INSTRUCTIONS FOR THE TASK:
Below are some records; repeat them all exactly, minus the pictures.

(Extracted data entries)
......

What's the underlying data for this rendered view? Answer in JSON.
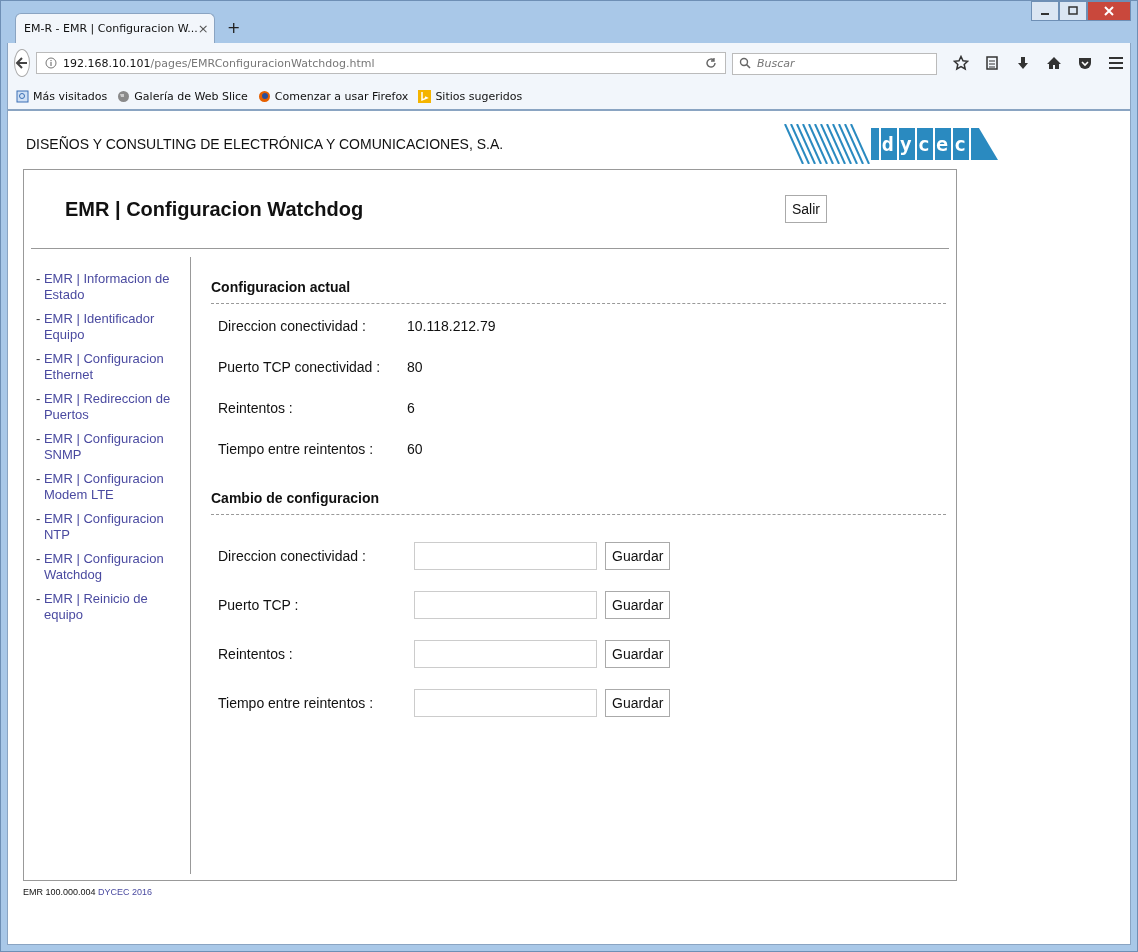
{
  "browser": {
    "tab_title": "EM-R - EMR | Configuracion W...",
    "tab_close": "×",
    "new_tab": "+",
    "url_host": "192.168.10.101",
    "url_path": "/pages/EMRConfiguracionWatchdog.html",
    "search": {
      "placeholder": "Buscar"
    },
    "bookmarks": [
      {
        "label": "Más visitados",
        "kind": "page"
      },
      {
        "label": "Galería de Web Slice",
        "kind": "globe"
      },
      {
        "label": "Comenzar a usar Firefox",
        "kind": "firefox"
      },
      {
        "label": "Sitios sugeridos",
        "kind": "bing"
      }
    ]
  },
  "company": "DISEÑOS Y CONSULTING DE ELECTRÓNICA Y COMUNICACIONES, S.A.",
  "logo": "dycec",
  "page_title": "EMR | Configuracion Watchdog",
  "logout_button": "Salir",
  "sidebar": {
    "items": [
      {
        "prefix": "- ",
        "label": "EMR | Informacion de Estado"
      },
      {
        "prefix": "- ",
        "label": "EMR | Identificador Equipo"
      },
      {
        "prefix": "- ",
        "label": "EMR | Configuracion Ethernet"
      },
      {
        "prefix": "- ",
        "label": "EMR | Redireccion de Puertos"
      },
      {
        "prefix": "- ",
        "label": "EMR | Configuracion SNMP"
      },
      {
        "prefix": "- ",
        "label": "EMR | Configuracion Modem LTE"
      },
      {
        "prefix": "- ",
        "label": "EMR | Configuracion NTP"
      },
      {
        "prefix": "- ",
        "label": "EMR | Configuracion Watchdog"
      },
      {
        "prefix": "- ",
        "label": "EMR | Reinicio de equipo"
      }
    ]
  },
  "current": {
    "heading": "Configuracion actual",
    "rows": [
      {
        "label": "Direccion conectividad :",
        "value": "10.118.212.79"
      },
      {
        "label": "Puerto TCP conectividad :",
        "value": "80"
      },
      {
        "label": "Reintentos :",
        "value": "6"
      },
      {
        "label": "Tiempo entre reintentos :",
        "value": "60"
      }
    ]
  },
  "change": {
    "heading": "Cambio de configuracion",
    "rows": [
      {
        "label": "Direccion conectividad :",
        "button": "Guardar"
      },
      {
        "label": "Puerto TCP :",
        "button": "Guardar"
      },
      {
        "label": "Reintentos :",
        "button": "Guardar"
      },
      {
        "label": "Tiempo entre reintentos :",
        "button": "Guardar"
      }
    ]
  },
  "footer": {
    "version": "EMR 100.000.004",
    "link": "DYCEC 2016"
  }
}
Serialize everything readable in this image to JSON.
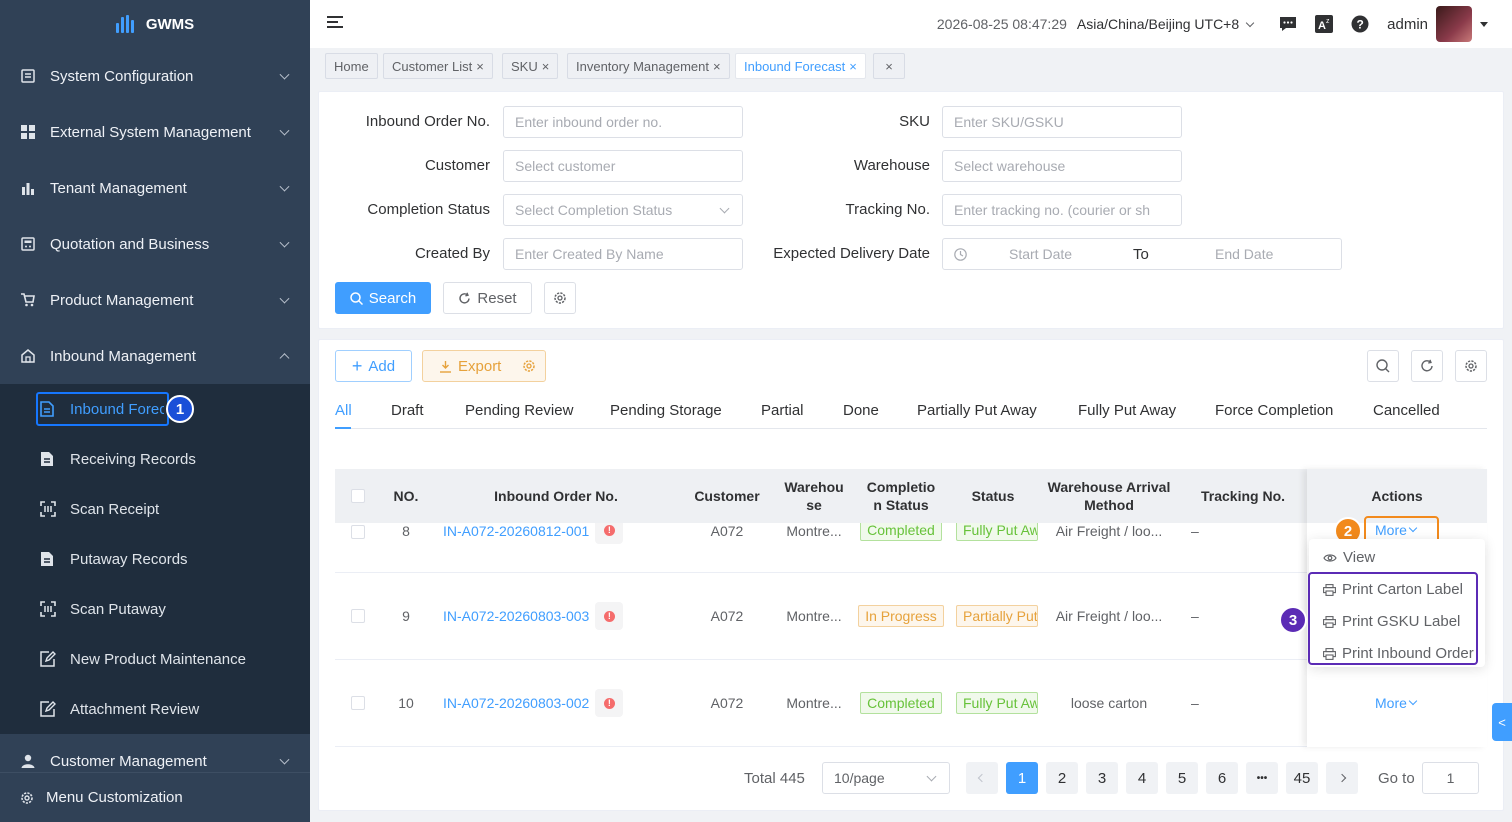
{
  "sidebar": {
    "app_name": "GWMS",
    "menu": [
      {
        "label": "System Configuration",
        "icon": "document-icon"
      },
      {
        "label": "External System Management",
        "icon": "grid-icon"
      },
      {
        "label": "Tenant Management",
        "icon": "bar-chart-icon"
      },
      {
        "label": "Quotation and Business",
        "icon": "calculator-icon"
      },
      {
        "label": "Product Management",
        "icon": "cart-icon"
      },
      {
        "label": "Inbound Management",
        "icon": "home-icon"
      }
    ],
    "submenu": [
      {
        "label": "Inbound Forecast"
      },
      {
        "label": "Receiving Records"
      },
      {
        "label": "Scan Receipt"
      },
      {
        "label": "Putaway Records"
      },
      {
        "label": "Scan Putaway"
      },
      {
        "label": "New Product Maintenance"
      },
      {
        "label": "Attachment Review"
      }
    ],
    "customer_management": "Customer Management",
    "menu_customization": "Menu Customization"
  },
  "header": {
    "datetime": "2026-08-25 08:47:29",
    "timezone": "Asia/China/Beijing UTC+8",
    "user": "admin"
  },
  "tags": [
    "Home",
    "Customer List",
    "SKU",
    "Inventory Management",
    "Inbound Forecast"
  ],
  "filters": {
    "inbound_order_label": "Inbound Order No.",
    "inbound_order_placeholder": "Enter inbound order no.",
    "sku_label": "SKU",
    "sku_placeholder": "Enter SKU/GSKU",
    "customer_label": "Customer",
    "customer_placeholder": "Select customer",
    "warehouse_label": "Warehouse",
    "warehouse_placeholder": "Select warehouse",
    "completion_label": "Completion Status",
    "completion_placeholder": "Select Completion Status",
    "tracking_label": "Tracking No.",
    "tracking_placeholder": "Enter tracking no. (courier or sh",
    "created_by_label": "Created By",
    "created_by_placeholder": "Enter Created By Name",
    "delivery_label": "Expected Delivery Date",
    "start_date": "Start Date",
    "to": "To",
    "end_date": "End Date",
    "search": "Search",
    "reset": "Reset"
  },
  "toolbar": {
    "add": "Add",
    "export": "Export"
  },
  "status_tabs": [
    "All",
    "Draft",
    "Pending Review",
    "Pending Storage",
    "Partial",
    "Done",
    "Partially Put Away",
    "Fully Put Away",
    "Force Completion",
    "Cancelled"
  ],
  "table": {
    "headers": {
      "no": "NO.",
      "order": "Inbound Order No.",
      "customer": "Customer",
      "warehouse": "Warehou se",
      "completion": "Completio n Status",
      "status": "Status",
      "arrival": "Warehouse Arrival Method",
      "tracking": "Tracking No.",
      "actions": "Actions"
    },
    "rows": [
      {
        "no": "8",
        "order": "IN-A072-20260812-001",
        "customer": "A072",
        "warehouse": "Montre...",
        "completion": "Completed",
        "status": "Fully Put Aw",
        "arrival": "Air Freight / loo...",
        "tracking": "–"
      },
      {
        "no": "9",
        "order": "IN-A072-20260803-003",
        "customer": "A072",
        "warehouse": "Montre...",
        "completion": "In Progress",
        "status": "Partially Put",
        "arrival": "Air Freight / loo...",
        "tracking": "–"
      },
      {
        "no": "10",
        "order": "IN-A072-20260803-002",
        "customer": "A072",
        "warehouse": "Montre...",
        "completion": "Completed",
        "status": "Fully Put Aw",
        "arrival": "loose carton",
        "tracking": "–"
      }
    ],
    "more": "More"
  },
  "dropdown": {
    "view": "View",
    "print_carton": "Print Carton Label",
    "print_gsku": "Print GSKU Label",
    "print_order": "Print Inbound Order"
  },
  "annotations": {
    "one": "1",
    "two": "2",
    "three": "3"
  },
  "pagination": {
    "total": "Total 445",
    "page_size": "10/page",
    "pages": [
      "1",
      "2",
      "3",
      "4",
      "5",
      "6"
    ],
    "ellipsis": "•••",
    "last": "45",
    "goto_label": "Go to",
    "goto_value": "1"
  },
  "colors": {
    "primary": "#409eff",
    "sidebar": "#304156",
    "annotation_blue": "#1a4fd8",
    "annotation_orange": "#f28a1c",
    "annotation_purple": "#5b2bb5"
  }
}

......

REPLY:
What's the underlying data for this rendered view? Answer in JSON.
{
  "browser": {
    "tab_title": "EM-R - EMR | Configuracion W...",
    "tab_close": "×",
    "new_tab": "+",
    "url_host": "192.168.10.101",
    "url_path": "/pages/EMRConfiguracionWatchdog.html",
    "search": {
      "placeholder": "Buscar"
    },
    "bookmarks": [
      {
        "label": "Más visitados",
        "kind": "page"
      },
      {
        "label": "Galería de Web Slice",
        "kind": "globe"
      },
      {
        "label": "Comenzar a usar Firefox",
        "kind": "firefox"
      },
      {
        "label": "Sitios sugeridos",
        "kind": "bing"
      }
    ]
  },
  "company": "DISEÑOS Y CONSULTING DE ELECTRÓNICA Y COMUNICACIONES, S.A.",
  "logo": "dycec",
  "page_title": "EMR | Configuracion Watchdog",
  "logout_button": "Salir",
  "sidebar": {
    "items": [
      {
        "prefix": "- ",
        "label": "EMR | Informacion de Estado"
      },
      {
        "prefix": "- ",
        "label": "EMR | Identificador Equipo"
      },
      {
        "prefix": "- ",
        "label": "EMR | Configuracion Ethernet"
      },
      {
        "prefix": "- ",
        "label": "EMR | Redireccion de Puertos"
      },
      {
        "prefix": "- ",
        "label": "EMR | Configuracion SNMP"
      },
      {
        "prefix": "- ",
        "label": "EMR | Configuracion Modem LTE"
      },
      {
        "prefix": "- ",
        "label": "EMR | Configuracion NTP"
      },
      {
        "prefix": "- ",
        "label": "EMR | Configuracion Watchdog"
      },
      {
        "prefix": "- ",
        "label": "EMR | Reinicio de equipo"
      }
    ]
  },
  "current": {
    "heading": "Configuracion actual",
    "rows": [
      {
        "label": "Direccion conectividad :",
        "value": "10.118.212.79"
      },
      {
        "label": "Puerto TCP conectividad :",
        "value": "80"
      },
      {
        "label": "Reintentos :",
        "value": "6"
      },
      {
        "label": "Tiempo entre reintentos :",
        "value": "60"
      }
    ]
  },
  "change": {
    "heading": "Cambio de configuracion",
    "rows": [
      {
        "label": "Direccion conectividad :",
        "button": "Guardar"
      },
      {
        "label": "Puerto TCP :",
        "button": "Guardar"
      },
      {
        "label": "Reintentos :",
        "button": "Guardar"
      },
      {
        "label": "Tiempo entre reintentos :",
        "button": "Guardar"
      }
    ]
  },
  "footer": {
    "version": "EMR 100.000.004",
    "link": "DYCEC 2016"
  }
}
Serialize everything readable in this image to JSON.
{
  "sidebar": {
    "app_name": "GWMS",
    "menu": [
      {
        "label": "System Configuration",
        "icon": "document-icon"
      },
      {
        "label": "External System Management",
        "icon": "grid-icon"
      },
      {
        "label": "Tenant Management",
        "icon": "bar-chart-icon"
      },
      {
        "label": "Quotation and Business",
        "icon": "calculator-icon"
      },
      {
        "label": "Product Management",
        "icon": "cart-icon"
      },
      {
        "label": "Inbound Management",
        "icon": "home-icon"
      }
    ],
    "submenu": [
      {
        "label": "Inbound Forecast"
      },
      {
        "label": "Receiving Records"
      },
      {
        "label": "Scan Receipt"
      },
      {
        "label": "Putaway Records"
      },
      {
        "label": "Scan Putaway"
      },
      {
        "label": "New Product Maintenance"
      },
      {
        "label": "Attachment Review"
      }
    ],
    "customer_management": "Customer Management",
    "menu_customization": "Menu Customization"
  },
  "header": {
    "datetime": "2026-08-25 08:47:29",
    "timezone": "Asia/China/Beijing UTC+8",
    "user": "admin"
  },
  "tags": [
    "Home",
    "Customer List",
    "SKU",
    "Inventory Management",
    "Inbound Forecast"
  ],
  "filters": {
    "inbound_order_label": "Inbound Order No.",
    "inbound_order_placeholder": "Enter inbound order no.",
    "sku_label": "SKU",
    "sku_placeholder": "Enter SKU/GSKU",
    "customer_label": "Customer",
    "customer_placeholder": "Select customer",
    "warehouse_label": "Warehouse",
    "warehouse_placeholder": "Select warehouse",
    "completion_label": "Completion Status",
    "completion_placeholder": "Select Completion Status",
    "tracking_label": "Tracking No.",
    "tracking_placeholder": "Enter tracking no. (courier or sh",
    "created_by_label": "Created By",
    "created_by_placeholder": "Enter Created By Name",
    "delivery_label": "Expected Delivery Date",
    "start_date": "Start Date",
    "to": "To",
    "end_date": "End Date",
    "search": "Search",
    "reset": "Reset"
  },
  "toolbar": {
    "add": "Add",
    "export": "Export"
  },
  "status_tabs": [
    "All",
    "Draft",
    "Pending Review",
    "Pending Storage",
    "Partial",
    "Done",
    "Partially Put Away",
    "Fully Put Away",
    "Force Completion",
    "Cancelled"
  ],
  "table": {
    "headers": {
      "no": "NO.",
      "order": "Inbound Order No.",
      "customer": "Customer",
      "warehouse": "Warehou se",
      "completion": "Completio n Status",
      "status": "Status",
      "arrival": "Warehouse Arrival Method",
      "tracking": "Tracking No.",
      "actions": "Actions"
    },
    "rows": [
      {
        "no": "8",
        "order": "IN-A072-20260812-001",
        "customer": "A072",
        "warehouse": "Montre...",
        "completion": "Completed",
        "status": "Fully Put Aw",
        "arrival": "Air Freight / loo...",
        "tracking": "–"
      },
      {
        "no": "9",
        "order": "IN-A072-20260803-003",
        "customer": "A072",
        "warehouse": "Montre...",
        "completion": "In Progress",
        "status": "Partially Put",
        "arrival": "Air Freight / loo...",
        "tracking": "–"
      },
      {
        "no": "10",
        "order": "IN-A072-20260803-002",
        "customer": "A072",
        "warehouse": "Montre...",
        "completion": "Completed",
        "status": "Fully Put Aw",
        "arrival": "loose carton",
        "tracking": "–"
      }
    ],
    "more": "More"
  },
  "dropdown": {
    "view": "View",
    "print_carton": "Print Carton Label",
    "print_gsku": "Print GSKU Label",
    "print_order": "Print Inbound Order"
  },
  "annotations": {
    "one": "1",
    "two": "2",
    "three": "3"
  },
  "pagination": {
    "total": "Total 445",
    "page_size": "10/page",
    "pages": [
      "1",
      "2",
      "3",
      "4",
      "5",
      "6"
    ],
    "ellipsis": "•••",
    "last": "45",
    "goto_label": "Go to",
    "goto_value": "1"
  },
  "colors": {
    "primary": "#409eff",
    "sidebar": "#304156",
    "annotation_blue": "#1a4fd8",
    "annotation_orange": "#f28a1c",
    "annotation_purple": "#5b2bb5"
  }
}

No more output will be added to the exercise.